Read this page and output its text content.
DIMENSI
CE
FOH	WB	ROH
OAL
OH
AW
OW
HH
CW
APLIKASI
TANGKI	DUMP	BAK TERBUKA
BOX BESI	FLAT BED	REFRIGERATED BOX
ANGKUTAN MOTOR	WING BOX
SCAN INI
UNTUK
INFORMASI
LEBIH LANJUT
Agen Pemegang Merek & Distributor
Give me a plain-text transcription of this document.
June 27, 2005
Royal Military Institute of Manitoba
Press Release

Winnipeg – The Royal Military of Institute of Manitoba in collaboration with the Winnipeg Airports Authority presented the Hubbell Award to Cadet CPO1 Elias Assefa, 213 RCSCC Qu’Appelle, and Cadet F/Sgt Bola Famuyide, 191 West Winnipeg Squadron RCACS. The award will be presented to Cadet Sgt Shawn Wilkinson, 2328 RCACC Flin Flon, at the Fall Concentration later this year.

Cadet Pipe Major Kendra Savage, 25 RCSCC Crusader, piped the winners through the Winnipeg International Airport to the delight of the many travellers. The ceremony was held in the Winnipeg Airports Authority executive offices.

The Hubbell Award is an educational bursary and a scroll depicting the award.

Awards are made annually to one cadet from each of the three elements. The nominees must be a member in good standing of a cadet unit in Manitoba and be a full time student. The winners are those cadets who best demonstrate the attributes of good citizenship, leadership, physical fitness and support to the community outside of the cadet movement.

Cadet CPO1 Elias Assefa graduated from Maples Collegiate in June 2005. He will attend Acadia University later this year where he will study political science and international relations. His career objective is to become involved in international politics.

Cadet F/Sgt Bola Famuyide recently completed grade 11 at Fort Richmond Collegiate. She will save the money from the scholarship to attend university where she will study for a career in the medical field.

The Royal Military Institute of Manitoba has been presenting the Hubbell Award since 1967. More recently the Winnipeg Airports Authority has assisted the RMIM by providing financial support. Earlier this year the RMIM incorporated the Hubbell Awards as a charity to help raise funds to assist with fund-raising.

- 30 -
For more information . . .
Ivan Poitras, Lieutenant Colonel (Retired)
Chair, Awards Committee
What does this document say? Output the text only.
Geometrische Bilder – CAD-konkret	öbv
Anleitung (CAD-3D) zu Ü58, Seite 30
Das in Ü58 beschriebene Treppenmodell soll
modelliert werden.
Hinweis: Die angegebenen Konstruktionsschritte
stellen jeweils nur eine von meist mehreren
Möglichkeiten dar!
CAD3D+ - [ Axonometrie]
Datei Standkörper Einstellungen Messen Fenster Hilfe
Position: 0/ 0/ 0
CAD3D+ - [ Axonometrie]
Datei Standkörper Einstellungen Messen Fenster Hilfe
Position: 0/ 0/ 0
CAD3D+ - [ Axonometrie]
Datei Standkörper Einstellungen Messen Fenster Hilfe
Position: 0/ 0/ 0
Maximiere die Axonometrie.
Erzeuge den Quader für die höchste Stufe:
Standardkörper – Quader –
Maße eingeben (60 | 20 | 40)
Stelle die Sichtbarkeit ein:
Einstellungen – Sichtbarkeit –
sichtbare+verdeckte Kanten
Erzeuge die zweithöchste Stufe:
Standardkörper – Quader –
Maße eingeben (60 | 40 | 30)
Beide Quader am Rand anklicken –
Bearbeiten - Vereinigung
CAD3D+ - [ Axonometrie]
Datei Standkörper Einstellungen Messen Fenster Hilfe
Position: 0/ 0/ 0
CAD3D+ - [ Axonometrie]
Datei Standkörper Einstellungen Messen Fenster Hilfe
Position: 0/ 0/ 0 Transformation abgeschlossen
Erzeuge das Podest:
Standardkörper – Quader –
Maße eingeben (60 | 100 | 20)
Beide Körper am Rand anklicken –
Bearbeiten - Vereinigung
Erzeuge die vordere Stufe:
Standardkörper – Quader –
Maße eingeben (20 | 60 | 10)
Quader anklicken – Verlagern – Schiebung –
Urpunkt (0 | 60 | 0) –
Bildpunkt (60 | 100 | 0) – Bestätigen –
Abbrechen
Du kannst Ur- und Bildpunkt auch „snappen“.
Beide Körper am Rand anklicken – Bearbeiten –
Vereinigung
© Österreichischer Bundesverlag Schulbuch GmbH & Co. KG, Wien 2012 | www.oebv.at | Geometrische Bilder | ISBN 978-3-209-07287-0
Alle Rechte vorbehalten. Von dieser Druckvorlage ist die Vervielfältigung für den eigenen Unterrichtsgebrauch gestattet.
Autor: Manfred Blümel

Exercise description
Each line of the material must be restated exactly.

Full solution
Read this page and output its text content.
DIMENSI
CE
FOH	WB	ROH
OAL
OH
AW
OW
HH
CW
APLIKASI
TANGKI	DUMP	BAK TERBUKA
BOX BESI	FLAT BED	REFRIGERATED BOX
ANGKUTAN MOTOR	WING BOX
SCAN INI
UNTUK
INFORMASI
LEBIH LANJUT
Agen Pemegang Merek & Distributor
Give me a plain-text transcription of this document.
June 27, 2005
Royal Military Institute of Manitoba
Press Release

Winnipeg – The Royal Military of Institute of Manitoba in collaboration with the Winnipeg Airports Authority presented the Hubbell Award to Cadet CPO1 Elias Assefa, 213 RCSCC Qu’Appelle, and Cadet F/Sgt Bola Famuyide, 191 West Winnipeg Squadron RCACS. The award will be presented to Cadet Sgt Shawn Wilkinson, 2328 RCACC Flin Flon, at the Fall Concentration later this year.

Cadet Pipe Major Kendra Savage, 25 RCSCC Crusader, piped the winners through the Winnipeg International Airport to the delight of the many travellers. The ceremony was held in the Winnipeg Airports Authority executive offices.

The Hubbell Award is an educational bursary and a scroll depicting the award.

Awards are made annually to one cadet from each of the three elements. The nominees must be a member in good standing of a cadet unit in Manitoba and be a full time student. The winners are those cadets who best demonstrate the attributes of good citizenship, leadership, physical fitness and support to the community outside of the cadet movement.

Cadet CPO1 Elias Assefa graduated from Maples Collegiate in June 2005. He will attend Acadia University later this year where he will study political science and international relations. His career objective is to become involved in international politics.

Cadet F/Sgt Bola Famuyide recently completed grade 11 at Fort Richmond Collegiate. She will save the money from the scholarship to attend university where she will study for a career in the medical field.

The Royal Military Institute of Manitoba has been presenting the Hubbell Award since 1967. More recently the Winnipeg Airports Authority has assisted the RMIM by providing financial support. Earlier this year the RMIM incorporated the Hubbell Awards as a charity to help raise funds to assist with fund-raising.

- 30 -
For more information . . .
Ivan Poitras, Lieutenant Colonel (Retired)
Chair, Awards Committee
What does this document say? Output the text only.
Geometrische Bilder – CAD-konkret	öbv
Anleitung (CAD-3D) zu Ü58, Seite 30
Das in Ü58 beschriebene Treppenmodell soll
modelliert werden.
Hinweis: Die angegebenen Konstruktionsschritte
stellen jeweils nur eine von meist mehreren
Möglichkeiten dar!
CAD3D+ - [ Axonometrie]
Datei Standkörper Einstellungen Messen Fenster Hilfe
Position: 0/ 0/ 0
CAD3D+ - [ Axonometrie]
Datei Standkörper Einstellungen Messen Fenster Hilfe
Position: 0/ 0/ 0
CAD3D+ - [ Axonometrie]
Datei Standkörper Einstellungen Messen Fenster Hilfe
Position: 0/ 0/ 0
Maximiere die Axonometrie.
Erzeuge den Quader für die höchste Stufe:
Standardkörper – Quader –
Maße eingeben (60 | 20 | 40)
Stelle die Sichtbarkeit ein:
Einstellungen – Sichtbarkeit –
sichtbare+verdeckte Kanten
Erzeuge die zweithöchste Stufe:
Standardkörper – Quader –
Maße eingeben (60 | 40 | 30)
Beide Quader am Rand anklicken –
Bearbeiten - Vereinigung
CAD3D+ - [ Axonometrie]
Datei Standkörper Einstellungen Messen Fenster Hilfe
Position: 0/ 0/ 0
CAD3D+ - [ Axonometrie]
Datei Standkörper Einstellungen Messen Fenster Hilfe
Position: 0/ 0/ 0 Transformation abgeschlossen
Erzeuge das Podest:
Standardkörper – Quader –
Maße eingeben (60 | 100 | 20)
Beide Körper am Rand anklicken –
Bearbeiten - Vereinigung
Erzeuge die vordere Stufe:
Standardkörper – Quader –
Maße eingeben (20 | 60 | 10)
Quader anklicken – Verlagern – Schiebung –
Urpunkt (0 | 60 | 0) –
Bildpunkt (60 | 100 | 0) – Bestätigen –
Abbrechen
Du kannst Ur- und Bildpunkt auch „snappen“.
Beide Körper am Rand anklicken – Bearbeiten –
Vereinigung
© Österreichischer Bundesverlag Schulbuch GmbH & Co. KG, Wien 2012 | www.oebv.at | Geometrische Bilder | ISBN 978-3-209-07287-0
Alle Rechte vorbehalten. Von dieser Druckvorlage ist die Vervielfältigung für den eigenen Unterrichtsgebrauch gestattet.
Autor: Manfred Blümel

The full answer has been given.